- The input -
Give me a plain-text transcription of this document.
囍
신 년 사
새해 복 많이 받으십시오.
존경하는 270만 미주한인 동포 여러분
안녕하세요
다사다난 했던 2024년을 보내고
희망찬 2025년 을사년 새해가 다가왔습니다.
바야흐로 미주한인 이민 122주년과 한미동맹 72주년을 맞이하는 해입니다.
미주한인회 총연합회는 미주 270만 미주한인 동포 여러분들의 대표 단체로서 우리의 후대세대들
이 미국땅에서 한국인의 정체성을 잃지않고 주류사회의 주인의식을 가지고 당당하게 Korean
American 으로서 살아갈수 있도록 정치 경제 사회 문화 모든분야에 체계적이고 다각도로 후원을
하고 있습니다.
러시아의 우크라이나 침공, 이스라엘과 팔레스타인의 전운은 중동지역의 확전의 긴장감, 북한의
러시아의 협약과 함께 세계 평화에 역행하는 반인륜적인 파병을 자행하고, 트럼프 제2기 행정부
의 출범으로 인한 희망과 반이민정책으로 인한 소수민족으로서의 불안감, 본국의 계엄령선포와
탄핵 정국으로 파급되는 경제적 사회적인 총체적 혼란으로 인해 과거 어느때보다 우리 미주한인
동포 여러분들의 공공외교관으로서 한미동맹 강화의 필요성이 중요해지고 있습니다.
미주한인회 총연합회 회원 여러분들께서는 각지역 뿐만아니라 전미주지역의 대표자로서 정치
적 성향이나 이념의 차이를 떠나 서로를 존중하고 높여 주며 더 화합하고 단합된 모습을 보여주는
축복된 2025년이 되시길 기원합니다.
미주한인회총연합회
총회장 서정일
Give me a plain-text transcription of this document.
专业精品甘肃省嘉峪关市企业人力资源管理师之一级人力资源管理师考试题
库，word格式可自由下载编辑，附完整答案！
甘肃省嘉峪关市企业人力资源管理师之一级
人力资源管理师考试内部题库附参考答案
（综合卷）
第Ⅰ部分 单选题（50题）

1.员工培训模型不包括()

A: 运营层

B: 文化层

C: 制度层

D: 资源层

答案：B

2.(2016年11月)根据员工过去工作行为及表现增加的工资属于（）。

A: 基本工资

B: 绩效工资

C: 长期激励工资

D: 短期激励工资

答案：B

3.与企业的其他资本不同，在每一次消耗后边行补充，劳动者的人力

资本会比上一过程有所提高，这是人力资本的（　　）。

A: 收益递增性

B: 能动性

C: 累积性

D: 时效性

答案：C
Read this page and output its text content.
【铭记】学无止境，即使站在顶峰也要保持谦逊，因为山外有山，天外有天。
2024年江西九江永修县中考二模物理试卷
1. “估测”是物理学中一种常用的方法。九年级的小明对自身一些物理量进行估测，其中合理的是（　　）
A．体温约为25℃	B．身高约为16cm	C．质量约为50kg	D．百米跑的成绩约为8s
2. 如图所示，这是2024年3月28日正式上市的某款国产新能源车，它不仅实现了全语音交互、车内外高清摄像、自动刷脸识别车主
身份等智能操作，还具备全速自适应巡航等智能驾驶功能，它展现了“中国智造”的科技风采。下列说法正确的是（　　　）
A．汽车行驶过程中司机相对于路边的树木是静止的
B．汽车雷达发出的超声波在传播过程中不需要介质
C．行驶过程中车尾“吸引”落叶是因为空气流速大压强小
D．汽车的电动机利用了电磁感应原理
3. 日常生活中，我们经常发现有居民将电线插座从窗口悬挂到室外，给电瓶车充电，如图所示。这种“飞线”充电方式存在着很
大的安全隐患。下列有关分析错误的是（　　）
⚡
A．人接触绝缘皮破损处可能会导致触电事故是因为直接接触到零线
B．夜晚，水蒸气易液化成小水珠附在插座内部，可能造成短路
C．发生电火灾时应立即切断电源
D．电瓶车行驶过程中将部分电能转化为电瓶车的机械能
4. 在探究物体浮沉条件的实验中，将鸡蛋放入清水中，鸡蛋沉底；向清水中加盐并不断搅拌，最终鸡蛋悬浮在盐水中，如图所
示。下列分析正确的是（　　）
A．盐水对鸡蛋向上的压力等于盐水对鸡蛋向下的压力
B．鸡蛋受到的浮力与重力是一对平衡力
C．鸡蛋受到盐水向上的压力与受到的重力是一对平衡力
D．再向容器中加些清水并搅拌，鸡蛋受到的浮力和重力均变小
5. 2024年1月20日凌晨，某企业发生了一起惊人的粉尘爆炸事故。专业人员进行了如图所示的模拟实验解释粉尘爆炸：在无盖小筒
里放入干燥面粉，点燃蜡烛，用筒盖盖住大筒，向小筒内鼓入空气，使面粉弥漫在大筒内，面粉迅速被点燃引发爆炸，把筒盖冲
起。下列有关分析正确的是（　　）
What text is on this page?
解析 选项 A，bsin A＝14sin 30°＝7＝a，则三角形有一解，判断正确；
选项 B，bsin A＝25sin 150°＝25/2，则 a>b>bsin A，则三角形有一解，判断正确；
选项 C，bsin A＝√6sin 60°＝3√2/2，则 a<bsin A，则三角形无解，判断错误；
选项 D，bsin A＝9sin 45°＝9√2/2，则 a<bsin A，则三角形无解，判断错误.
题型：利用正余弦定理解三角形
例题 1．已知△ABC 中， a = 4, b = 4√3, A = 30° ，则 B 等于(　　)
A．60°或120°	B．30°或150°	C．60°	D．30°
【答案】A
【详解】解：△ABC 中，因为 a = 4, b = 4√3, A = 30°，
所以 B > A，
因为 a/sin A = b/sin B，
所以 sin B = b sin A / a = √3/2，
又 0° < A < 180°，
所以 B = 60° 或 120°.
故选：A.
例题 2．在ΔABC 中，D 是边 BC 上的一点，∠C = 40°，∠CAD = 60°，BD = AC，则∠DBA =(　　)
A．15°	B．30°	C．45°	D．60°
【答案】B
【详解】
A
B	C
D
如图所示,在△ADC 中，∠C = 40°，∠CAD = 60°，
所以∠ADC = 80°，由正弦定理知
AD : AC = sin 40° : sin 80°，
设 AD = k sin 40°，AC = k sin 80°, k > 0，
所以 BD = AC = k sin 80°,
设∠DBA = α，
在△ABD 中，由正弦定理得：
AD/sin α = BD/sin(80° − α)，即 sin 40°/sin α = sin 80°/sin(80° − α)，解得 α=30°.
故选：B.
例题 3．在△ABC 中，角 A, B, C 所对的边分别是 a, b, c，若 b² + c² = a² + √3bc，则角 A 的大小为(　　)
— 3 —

- Task -
Give only the number of lines in the entries that contain "判断错误".

- Result -
2